Recorded information
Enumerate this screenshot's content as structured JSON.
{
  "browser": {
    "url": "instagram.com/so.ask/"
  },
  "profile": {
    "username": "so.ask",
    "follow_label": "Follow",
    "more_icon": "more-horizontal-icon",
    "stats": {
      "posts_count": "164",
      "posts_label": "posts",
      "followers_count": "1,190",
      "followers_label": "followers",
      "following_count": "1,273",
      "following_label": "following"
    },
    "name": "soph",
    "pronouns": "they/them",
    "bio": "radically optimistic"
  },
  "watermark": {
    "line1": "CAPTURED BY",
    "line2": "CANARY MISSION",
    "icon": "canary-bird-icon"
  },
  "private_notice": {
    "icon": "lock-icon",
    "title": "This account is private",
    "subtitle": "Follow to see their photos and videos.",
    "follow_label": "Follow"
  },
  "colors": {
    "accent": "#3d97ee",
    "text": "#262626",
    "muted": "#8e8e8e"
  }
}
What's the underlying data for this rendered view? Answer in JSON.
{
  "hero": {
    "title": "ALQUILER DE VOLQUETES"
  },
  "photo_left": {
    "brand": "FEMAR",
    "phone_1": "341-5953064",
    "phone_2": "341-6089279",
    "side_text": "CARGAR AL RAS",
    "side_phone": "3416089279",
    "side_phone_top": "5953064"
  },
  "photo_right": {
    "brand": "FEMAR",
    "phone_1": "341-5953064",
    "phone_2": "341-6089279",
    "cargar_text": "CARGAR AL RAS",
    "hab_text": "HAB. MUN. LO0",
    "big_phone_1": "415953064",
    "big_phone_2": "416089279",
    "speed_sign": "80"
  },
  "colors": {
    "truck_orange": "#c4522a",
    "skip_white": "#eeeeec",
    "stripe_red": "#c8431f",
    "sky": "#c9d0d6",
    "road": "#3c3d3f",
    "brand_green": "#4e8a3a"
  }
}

Requirement
Write the entire listing out again, word for word.

Task solution
Enumerate this screenshot's content as structured JSON.
{
  "browser": {
    "url": "instagram.com/so.ask/"
  },
  "profile": {
    "username": "so.ask",
    "follow_label": "Follow",
    "more_icon": "more-horizontal-icon",
    "stats": {
      "posts_count": "164",
      "posts_label": "posts",
      "followers_count": "1,190",
      "followers_label": "followers",
      "following_count": "1,273",
      "following_label": "following"
    },
    "name": "soph",
    "pronouns": "they/them",
    "bio": "radically optimistic"
  },
  "watermark": {
    "line1": "CAPTURED BY",
    "line2": "CANARY MISSION",
    "icon": "canary-bird-icon"
  },
  "private_notice": {
    "icon": "lock-icon",
    "title": "This account is private",
    "subtitle": "Follow to see their photos and videos.",
    "follow_label": "Follow"
  },
  "colors": {
    "accent": "#3d97ee",
    "text": "#262626",
    "muted": "#8e8e8e"
  }
}
What's the underlying data for this rendered view? Answer in JSON.
{
  "hero": {
    "title": "ALQUILER DE VOLQUETES"
  },
  "photo_left": {
    "brand": "FEMAR",
    "phone_1": "341-5953064",
    "phone_2": "341-6089279",
    "side_text": "CARGAR AL RAS",
    "side_phone": "3416089279",
    "side_phone_top": "5953064"
  },
  "photo_right": {
    "brand": "FEMAR",
    "phone_1": "341-5953064",
    "phone_2": "341-6089279",
    "cargar_text": "CARGAR AL RAS",
    "hab_text": "HAB. MUN. LO0",
    "big_phone_1": "415953064",
    "big_phone_2": "416089279",
    "speed_sign": "80"
  },
  "colors": {
    "truck_orange": "#c4522a",
    "skip_white": "#eeeeec",
    "stripe_red": "#c8431f",
    "sky": "#c9d0d6",
    "road": "#3c3d3f",
    "brand_green": "#4e8a3a"
  }
}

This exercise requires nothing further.